What you should do:
Copy all lines of the listing that include the string "name".

Input:
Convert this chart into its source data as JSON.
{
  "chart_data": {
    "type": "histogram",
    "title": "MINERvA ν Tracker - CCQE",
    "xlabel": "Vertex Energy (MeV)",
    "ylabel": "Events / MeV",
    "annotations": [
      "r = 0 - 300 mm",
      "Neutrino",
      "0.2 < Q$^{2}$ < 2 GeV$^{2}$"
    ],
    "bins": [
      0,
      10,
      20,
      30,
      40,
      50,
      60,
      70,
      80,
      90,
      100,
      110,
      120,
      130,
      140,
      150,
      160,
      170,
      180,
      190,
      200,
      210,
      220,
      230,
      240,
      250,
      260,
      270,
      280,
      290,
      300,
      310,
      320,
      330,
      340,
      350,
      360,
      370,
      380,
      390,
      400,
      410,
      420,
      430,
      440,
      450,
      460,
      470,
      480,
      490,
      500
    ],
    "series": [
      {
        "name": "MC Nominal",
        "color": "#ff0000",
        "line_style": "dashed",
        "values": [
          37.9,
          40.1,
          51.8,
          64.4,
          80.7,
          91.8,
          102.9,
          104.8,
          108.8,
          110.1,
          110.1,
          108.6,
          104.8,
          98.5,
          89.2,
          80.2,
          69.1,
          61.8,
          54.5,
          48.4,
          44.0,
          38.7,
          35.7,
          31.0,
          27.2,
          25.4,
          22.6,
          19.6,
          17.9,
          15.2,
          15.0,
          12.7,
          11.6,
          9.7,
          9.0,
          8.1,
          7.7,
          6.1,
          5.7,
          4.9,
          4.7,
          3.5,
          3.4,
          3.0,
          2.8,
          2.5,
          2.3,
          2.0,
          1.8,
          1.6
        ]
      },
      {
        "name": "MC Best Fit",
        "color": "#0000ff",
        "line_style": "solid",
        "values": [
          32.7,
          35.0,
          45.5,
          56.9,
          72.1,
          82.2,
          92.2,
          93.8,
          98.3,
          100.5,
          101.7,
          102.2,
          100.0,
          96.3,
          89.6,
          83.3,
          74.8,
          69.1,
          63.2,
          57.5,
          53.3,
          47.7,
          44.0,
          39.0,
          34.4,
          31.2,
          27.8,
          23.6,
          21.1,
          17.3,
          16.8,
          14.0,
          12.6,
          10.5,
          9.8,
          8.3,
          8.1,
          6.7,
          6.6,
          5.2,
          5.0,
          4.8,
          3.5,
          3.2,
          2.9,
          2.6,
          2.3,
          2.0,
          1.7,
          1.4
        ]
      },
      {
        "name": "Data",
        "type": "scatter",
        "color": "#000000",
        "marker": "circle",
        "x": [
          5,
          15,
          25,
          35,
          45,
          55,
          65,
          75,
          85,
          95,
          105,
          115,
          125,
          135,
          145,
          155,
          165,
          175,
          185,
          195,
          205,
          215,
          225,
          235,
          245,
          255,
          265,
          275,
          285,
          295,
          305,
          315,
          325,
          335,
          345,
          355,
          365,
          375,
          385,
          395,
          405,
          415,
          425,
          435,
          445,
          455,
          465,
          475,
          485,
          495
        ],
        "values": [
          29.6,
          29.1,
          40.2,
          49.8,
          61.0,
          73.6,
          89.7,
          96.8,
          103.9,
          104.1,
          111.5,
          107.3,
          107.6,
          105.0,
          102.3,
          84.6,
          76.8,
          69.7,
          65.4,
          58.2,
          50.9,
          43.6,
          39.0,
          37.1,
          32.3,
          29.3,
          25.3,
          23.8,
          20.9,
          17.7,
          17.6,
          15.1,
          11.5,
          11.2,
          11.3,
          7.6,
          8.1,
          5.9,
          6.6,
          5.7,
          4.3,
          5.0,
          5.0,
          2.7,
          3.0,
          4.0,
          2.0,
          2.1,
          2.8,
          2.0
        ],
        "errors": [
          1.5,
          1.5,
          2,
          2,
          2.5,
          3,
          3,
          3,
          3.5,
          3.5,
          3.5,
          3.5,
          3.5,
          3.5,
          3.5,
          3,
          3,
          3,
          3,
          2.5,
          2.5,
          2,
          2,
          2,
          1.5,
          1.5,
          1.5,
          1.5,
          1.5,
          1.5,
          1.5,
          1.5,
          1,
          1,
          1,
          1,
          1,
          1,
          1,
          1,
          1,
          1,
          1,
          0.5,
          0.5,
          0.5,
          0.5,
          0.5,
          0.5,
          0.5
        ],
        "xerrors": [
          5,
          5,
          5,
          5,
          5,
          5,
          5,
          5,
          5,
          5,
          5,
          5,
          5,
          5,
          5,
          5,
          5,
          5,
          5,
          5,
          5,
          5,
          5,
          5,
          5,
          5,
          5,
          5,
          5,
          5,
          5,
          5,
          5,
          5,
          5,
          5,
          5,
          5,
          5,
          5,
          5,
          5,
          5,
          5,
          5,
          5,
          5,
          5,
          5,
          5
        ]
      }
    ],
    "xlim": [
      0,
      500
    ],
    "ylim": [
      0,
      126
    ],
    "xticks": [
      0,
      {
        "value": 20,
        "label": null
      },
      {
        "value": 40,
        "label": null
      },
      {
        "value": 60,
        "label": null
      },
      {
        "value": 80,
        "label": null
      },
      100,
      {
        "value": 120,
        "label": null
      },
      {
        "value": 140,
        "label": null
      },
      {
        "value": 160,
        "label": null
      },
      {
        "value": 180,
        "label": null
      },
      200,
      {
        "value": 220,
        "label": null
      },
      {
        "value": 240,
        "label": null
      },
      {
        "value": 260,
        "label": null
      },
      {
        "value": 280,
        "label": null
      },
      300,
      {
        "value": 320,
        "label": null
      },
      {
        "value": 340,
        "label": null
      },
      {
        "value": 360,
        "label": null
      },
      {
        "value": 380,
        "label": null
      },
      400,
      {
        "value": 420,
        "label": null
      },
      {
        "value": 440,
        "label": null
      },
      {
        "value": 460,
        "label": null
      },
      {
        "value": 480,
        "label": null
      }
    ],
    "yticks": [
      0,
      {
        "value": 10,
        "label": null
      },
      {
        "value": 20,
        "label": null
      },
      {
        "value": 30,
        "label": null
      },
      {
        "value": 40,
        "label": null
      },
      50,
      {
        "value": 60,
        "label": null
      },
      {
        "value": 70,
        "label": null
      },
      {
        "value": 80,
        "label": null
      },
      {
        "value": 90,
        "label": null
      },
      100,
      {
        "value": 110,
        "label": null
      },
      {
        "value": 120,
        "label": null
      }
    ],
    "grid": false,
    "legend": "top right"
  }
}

Result of the exercise:
        "name": "MC Nominal",
        "name": "MC Best Fit",
        "name": "Data",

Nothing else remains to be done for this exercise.